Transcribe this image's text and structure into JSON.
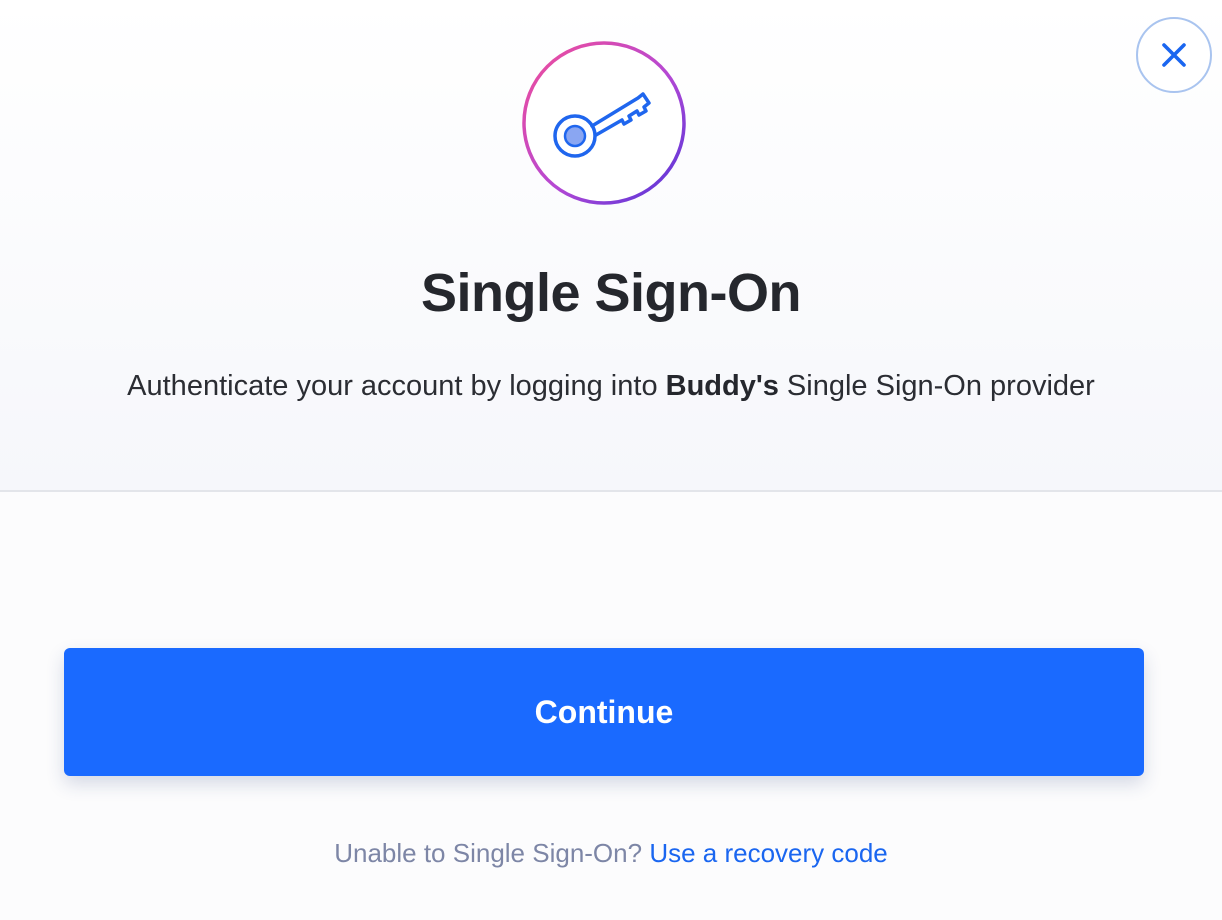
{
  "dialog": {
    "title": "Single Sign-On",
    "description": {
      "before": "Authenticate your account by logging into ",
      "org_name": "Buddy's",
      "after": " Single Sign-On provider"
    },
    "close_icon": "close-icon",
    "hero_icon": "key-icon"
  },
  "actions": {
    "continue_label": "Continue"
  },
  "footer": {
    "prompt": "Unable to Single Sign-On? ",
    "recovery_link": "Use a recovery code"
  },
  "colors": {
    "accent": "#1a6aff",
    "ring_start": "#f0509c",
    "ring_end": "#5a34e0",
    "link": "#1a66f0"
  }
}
• • • •
§ WORK TO COMPLETE: List the lines of the entries that include "Single".

§ EXPECTED ANSWER:
    "title": "Single Sign-On",
      "after": " Single Sign-On provider"
    "prompt": "Unable to Single Sign-On? ",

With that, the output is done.